Dataset listings of figures:
━━━━━━
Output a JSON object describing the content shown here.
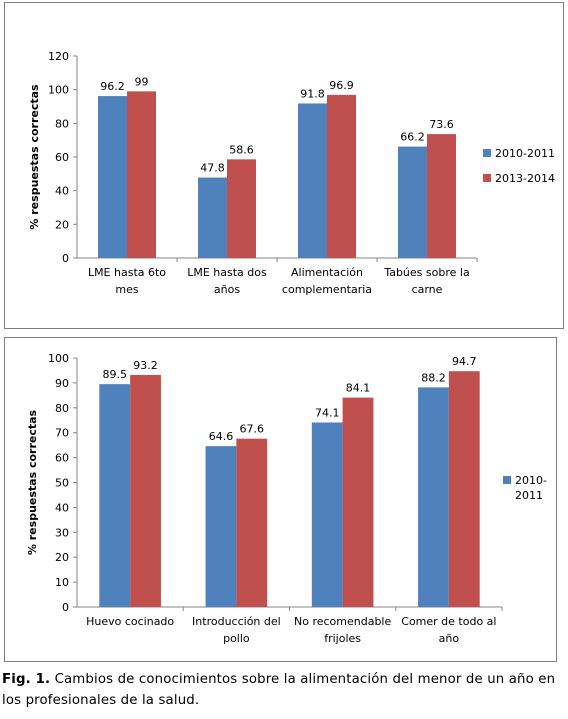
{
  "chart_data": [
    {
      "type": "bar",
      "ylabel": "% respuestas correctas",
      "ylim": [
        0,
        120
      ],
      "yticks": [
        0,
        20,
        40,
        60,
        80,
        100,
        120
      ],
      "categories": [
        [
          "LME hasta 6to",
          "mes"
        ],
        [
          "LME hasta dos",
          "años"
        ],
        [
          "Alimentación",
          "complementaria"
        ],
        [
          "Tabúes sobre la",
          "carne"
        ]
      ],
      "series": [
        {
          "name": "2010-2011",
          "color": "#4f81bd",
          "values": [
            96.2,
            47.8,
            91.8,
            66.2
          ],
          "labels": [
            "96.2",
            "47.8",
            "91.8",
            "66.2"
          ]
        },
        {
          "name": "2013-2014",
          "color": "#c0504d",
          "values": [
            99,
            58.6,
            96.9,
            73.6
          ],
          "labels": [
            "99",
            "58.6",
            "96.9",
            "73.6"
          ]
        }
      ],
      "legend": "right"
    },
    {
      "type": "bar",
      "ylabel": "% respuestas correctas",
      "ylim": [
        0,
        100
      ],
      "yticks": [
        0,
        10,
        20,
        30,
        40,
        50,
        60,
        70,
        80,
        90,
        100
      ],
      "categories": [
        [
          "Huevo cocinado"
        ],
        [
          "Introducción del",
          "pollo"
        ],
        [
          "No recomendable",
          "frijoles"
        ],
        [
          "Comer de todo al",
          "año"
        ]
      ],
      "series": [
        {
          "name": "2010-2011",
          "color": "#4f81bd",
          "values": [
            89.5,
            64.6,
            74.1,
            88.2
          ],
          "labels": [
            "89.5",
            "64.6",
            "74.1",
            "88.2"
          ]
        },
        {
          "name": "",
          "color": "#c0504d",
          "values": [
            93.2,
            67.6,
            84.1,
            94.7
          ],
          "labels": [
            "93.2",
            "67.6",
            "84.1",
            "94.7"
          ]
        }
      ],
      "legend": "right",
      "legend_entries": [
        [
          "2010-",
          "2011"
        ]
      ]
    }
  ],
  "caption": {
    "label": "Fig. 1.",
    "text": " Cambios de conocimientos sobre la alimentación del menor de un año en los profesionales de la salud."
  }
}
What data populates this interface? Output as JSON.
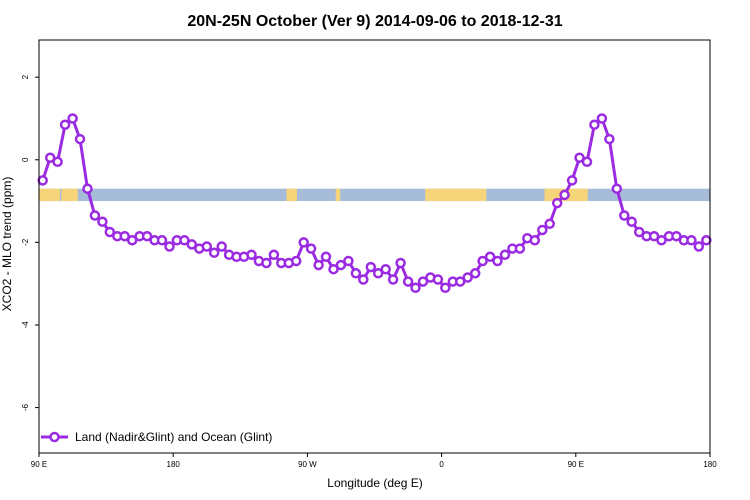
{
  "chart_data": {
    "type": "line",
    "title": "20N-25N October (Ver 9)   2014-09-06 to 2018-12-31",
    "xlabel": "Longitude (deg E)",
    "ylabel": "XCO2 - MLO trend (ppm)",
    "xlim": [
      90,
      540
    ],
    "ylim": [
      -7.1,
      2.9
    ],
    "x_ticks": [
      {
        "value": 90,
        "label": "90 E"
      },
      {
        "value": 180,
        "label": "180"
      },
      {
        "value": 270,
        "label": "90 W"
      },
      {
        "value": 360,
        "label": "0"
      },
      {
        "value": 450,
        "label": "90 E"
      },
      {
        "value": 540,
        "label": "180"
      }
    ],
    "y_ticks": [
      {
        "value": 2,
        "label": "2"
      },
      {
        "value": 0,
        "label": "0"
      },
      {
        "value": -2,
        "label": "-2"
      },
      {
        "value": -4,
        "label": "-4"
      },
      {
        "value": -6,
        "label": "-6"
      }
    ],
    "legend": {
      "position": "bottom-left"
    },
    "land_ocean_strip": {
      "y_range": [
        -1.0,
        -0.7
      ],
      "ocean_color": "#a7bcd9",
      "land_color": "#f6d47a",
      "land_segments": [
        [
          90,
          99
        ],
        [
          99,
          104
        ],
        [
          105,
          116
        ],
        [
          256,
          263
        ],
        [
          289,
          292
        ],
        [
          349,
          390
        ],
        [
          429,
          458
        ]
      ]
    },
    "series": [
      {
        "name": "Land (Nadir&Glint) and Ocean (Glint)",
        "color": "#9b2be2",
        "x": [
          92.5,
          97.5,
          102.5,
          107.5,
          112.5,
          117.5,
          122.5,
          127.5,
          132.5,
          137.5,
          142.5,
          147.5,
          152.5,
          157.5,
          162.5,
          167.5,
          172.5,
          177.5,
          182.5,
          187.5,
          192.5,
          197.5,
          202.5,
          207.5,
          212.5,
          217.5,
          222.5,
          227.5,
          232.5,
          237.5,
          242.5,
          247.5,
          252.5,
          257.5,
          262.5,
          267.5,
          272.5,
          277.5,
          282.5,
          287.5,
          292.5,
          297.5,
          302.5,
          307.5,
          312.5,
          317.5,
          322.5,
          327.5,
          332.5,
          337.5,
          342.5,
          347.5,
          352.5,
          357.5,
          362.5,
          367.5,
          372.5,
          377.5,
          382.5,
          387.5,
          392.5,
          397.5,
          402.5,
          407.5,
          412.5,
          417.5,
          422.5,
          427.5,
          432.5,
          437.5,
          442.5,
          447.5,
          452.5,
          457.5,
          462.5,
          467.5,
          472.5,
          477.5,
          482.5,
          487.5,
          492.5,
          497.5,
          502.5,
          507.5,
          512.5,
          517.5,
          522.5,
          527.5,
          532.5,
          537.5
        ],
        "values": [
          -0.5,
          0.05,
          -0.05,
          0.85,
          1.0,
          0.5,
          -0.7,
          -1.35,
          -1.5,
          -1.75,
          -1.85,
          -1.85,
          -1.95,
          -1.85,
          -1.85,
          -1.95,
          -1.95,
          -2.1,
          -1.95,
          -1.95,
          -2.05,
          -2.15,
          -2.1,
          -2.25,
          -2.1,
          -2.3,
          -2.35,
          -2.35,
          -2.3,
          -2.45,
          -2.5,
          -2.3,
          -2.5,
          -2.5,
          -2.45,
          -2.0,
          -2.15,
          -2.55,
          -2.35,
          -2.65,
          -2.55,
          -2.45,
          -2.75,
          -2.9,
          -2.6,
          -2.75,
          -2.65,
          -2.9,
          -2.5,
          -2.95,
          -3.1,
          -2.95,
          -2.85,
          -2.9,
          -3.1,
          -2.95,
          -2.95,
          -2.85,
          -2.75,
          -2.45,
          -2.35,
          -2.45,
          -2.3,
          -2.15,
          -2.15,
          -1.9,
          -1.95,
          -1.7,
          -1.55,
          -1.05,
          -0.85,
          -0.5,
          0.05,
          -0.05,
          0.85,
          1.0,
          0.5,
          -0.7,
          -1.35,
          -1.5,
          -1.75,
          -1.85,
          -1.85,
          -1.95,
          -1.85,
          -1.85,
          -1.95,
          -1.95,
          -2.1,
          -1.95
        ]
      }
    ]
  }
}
━━━━━━
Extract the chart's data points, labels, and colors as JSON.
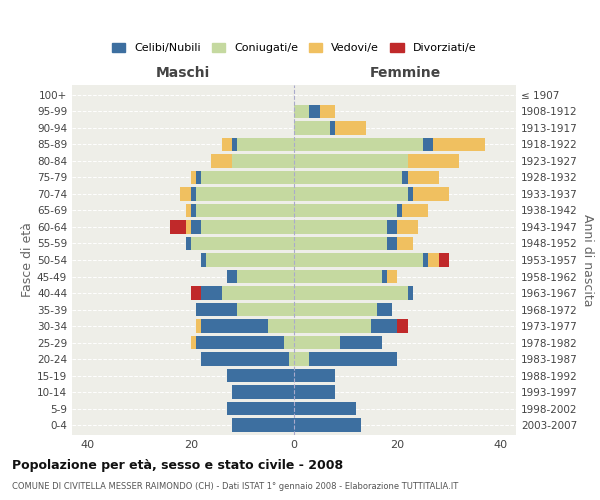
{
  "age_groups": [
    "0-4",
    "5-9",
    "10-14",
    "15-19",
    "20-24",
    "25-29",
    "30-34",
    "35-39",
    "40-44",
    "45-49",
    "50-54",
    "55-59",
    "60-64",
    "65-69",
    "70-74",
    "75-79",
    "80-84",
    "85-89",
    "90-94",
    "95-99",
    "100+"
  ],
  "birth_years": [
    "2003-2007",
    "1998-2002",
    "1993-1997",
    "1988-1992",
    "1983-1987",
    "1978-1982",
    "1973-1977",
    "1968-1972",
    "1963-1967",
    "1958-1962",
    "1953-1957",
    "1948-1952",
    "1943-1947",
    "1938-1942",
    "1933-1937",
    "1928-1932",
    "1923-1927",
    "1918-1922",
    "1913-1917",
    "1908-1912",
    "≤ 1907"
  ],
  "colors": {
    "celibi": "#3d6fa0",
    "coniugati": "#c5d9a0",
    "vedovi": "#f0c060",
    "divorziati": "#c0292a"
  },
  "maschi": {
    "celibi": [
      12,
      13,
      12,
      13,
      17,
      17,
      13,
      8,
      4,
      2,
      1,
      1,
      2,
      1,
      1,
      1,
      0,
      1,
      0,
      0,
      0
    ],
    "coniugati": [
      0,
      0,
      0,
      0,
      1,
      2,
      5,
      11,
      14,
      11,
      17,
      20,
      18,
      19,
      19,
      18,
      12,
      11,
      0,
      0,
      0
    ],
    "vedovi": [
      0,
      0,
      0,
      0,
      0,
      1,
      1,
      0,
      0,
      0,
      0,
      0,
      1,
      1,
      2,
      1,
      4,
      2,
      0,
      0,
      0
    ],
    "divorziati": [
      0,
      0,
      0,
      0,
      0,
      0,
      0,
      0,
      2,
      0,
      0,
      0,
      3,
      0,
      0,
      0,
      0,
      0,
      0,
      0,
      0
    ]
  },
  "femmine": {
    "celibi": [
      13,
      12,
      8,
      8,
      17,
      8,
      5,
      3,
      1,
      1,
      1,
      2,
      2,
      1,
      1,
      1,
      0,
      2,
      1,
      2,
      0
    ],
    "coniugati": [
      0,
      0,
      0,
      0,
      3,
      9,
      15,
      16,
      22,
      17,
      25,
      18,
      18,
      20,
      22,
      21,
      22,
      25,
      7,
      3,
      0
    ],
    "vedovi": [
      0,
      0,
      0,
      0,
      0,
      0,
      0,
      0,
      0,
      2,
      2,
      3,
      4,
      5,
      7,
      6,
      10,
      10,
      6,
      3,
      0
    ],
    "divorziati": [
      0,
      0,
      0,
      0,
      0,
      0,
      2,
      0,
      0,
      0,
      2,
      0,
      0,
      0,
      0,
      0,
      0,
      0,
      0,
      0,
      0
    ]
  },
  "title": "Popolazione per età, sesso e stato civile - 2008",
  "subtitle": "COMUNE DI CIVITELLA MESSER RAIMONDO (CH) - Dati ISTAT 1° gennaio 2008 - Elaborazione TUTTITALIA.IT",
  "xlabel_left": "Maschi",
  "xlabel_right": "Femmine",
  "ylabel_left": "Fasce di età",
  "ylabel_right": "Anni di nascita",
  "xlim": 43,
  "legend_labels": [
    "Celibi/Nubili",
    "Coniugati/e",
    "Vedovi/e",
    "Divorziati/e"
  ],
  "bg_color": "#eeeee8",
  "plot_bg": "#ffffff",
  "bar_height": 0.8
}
━━━━━━
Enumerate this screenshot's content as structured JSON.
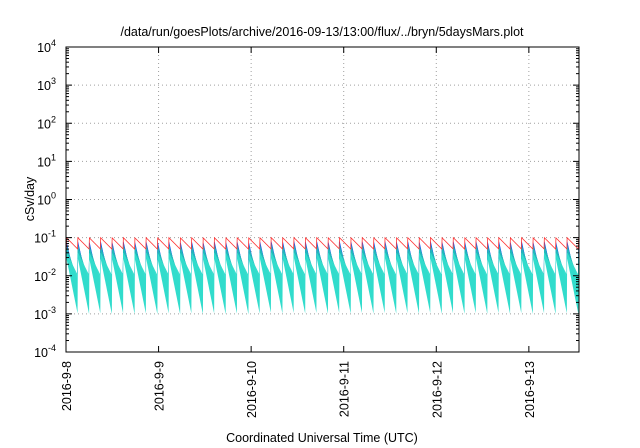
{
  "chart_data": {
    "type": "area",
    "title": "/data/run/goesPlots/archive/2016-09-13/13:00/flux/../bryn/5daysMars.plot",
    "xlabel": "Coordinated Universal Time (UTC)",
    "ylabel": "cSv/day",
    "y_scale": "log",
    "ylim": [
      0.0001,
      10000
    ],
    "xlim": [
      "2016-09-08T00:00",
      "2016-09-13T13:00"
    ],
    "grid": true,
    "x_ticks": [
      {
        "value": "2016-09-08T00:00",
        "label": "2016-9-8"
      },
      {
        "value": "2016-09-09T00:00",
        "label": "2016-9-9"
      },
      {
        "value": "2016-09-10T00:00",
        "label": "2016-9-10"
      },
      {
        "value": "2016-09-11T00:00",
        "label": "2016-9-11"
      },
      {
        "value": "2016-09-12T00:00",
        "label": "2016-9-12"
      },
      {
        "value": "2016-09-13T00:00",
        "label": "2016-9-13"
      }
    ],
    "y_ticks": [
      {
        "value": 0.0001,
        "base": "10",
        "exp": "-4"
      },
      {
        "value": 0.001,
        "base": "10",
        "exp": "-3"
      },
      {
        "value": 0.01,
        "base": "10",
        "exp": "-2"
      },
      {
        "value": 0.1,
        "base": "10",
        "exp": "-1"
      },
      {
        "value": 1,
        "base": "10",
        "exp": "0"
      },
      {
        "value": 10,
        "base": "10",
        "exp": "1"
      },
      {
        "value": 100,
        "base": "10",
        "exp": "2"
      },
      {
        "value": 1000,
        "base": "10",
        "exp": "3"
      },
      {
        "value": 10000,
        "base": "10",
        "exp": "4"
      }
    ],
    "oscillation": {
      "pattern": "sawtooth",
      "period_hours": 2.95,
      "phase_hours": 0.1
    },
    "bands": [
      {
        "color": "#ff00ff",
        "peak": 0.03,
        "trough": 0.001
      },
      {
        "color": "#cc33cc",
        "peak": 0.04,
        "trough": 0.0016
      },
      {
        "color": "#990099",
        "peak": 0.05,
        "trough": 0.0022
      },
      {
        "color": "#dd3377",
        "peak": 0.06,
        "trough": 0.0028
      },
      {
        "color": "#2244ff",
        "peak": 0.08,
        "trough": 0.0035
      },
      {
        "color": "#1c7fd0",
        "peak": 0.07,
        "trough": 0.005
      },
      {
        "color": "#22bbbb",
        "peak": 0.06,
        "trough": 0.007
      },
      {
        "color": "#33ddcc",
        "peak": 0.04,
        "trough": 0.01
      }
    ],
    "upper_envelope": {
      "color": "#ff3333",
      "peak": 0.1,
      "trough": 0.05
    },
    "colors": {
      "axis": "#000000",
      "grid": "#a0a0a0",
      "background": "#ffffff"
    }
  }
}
━━━━━━
#### What is asked
Using the entries above, tally how many lines have the word "this" in them; write the number and nothing more.

#### Response
2